Given entries ::
+===+

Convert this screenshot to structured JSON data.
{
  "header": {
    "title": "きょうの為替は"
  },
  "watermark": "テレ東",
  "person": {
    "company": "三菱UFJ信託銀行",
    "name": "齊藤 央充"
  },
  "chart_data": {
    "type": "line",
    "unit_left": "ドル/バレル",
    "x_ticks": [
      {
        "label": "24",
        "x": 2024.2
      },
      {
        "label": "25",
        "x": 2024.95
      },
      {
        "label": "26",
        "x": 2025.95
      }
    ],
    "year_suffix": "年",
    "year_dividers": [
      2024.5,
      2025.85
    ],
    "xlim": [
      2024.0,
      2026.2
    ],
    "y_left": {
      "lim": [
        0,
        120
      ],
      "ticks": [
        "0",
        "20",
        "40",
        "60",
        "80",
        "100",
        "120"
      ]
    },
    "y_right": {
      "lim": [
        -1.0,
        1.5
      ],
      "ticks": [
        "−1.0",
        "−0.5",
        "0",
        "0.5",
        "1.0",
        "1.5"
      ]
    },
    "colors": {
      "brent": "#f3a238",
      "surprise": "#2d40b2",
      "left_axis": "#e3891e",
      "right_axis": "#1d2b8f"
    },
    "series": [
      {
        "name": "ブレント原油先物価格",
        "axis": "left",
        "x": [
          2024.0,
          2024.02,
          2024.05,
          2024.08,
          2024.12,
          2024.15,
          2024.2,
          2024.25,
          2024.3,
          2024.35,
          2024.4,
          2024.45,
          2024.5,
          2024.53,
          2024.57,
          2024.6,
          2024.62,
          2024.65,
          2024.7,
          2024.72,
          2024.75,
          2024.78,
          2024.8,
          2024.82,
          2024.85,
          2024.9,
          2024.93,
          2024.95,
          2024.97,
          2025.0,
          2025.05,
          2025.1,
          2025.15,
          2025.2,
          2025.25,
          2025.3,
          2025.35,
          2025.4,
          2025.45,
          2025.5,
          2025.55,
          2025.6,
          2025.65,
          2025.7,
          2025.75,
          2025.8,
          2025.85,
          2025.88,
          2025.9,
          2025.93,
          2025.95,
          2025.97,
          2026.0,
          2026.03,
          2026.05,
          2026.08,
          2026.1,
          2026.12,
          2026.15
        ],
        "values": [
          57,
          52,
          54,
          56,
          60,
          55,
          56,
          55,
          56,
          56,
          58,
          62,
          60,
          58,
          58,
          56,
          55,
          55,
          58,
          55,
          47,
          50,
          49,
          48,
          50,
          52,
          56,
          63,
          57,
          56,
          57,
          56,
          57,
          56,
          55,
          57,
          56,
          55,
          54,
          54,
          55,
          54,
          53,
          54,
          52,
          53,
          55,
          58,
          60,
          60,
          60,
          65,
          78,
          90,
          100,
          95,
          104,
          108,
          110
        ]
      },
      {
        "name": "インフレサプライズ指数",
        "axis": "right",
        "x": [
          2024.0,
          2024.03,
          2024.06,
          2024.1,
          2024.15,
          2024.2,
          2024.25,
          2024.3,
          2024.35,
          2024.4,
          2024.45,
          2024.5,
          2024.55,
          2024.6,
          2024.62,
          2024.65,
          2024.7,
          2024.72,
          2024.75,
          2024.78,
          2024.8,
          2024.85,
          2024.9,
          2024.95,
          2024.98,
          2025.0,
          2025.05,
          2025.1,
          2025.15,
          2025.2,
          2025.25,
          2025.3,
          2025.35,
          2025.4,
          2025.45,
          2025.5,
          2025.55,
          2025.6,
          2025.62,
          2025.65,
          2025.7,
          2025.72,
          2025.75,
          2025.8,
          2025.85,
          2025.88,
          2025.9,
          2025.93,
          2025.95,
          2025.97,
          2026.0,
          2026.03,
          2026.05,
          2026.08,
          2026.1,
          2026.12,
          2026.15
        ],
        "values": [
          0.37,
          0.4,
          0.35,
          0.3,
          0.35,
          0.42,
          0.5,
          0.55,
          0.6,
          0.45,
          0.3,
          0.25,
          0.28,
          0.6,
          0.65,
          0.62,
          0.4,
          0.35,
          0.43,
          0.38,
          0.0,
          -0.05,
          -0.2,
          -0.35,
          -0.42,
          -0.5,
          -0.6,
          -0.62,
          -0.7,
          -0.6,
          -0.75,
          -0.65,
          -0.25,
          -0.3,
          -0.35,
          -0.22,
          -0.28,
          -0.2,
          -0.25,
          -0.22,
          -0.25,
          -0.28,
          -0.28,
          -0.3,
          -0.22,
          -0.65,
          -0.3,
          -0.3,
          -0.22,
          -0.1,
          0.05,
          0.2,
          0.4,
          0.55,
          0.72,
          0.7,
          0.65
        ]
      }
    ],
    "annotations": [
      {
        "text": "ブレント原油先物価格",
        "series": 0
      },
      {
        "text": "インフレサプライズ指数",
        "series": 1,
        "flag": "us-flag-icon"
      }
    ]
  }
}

+===+

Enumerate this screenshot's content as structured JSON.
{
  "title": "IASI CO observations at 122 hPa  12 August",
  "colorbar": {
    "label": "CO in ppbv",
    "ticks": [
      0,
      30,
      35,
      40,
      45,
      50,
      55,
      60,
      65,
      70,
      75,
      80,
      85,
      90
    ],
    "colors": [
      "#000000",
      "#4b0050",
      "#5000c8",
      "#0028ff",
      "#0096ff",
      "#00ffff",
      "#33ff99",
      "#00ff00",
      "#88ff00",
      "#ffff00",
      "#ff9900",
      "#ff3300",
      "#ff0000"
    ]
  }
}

+===+

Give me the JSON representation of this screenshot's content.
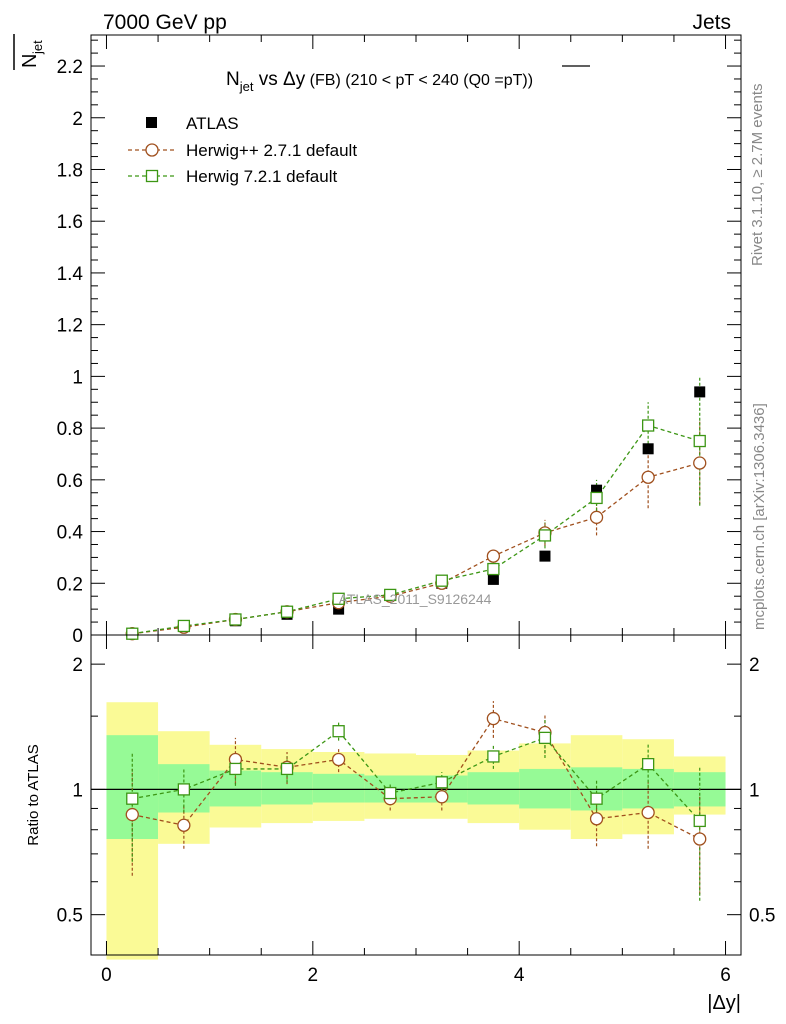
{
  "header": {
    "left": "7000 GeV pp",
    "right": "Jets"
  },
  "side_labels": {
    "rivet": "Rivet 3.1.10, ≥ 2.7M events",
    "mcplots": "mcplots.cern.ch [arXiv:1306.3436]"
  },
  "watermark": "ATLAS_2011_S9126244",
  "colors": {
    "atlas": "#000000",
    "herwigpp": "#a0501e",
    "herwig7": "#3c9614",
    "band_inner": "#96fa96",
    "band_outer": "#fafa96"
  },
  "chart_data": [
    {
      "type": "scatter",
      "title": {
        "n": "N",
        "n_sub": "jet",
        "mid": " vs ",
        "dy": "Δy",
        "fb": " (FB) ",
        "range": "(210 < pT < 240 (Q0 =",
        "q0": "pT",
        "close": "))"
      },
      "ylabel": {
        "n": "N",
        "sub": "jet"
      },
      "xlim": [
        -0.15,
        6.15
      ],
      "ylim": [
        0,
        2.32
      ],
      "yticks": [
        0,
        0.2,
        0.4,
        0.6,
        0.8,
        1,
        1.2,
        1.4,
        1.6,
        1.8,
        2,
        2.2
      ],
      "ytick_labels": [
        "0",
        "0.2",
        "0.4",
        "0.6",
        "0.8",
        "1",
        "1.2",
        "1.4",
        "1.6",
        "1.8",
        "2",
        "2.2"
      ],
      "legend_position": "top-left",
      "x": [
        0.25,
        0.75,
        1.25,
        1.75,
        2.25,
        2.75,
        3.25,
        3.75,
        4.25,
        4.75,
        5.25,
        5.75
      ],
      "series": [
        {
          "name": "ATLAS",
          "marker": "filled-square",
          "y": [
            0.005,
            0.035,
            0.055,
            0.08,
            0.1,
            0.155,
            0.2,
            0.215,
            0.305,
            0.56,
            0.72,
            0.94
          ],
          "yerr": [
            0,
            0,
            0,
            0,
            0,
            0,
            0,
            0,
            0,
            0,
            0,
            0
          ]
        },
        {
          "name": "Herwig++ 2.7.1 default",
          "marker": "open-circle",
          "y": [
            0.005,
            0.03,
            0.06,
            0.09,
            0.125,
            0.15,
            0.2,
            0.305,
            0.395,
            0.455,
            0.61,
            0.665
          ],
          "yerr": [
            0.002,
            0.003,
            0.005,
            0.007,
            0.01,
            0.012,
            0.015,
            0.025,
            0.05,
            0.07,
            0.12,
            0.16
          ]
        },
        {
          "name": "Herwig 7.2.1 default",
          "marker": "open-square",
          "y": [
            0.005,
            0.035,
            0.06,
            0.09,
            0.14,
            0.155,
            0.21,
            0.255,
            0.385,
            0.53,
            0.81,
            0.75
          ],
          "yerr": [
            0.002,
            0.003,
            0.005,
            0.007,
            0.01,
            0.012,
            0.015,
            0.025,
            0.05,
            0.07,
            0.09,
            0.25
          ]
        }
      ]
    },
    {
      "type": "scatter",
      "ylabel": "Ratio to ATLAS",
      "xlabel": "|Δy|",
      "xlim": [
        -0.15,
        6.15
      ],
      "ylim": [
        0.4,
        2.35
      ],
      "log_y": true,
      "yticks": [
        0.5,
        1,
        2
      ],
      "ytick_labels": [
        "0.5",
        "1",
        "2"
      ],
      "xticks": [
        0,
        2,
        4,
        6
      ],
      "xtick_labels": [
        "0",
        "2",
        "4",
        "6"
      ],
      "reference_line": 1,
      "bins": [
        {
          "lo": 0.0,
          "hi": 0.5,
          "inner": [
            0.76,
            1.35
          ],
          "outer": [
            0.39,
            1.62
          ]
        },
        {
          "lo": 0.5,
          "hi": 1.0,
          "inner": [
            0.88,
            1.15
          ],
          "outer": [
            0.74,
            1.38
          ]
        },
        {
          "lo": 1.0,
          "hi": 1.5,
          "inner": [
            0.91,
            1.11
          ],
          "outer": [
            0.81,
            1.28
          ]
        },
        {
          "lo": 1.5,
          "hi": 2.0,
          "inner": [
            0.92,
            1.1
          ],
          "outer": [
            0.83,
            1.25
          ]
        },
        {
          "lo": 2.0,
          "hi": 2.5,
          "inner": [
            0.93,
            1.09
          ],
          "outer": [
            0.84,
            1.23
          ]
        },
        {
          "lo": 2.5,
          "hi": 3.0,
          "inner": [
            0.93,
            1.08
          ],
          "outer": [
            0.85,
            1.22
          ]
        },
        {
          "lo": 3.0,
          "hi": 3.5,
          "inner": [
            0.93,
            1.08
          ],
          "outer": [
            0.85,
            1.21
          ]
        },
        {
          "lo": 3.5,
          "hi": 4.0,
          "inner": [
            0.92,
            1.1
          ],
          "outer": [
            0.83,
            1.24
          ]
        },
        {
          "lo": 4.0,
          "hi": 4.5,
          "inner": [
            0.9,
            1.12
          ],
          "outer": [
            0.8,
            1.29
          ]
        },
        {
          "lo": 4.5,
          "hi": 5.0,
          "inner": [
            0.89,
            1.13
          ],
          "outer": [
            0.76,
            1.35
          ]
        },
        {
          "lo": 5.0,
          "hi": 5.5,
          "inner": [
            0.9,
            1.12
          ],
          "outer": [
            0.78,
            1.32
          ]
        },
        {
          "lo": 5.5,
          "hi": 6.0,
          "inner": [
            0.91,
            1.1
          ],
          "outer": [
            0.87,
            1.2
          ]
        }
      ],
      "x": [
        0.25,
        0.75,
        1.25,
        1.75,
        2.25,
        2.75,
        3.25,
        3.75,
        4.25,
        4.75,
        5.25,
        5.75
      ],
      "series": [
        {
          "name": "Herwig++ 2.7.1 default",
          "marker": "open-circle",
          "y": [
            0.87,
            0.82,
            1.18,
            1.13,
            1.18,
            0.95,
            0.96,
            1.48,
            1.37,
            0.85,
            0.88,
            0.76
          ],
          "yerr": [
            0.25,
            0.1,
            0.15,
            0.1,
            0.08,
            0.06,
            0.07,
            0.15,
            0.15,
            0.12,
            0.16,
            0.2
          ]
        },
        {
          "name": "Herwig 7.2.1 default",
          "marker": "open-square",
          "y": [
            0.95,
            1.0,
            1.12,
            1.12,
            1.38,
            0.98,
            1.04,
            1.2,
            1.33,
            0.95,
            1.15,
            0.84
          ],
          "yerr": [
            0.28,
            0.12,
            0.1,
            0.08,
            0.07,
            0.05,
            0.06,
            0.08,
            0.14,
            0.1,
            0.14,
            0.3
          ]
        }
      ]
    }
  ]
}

+===+

Task requirements :: Pull out every line of the records that includes the string "screenshot".

Expected answer ::
Convert this screenshot to structured JSON data.
Enumerate this screenshot's content as structured JSON.
Give me the JSON representation of this screenshot's content.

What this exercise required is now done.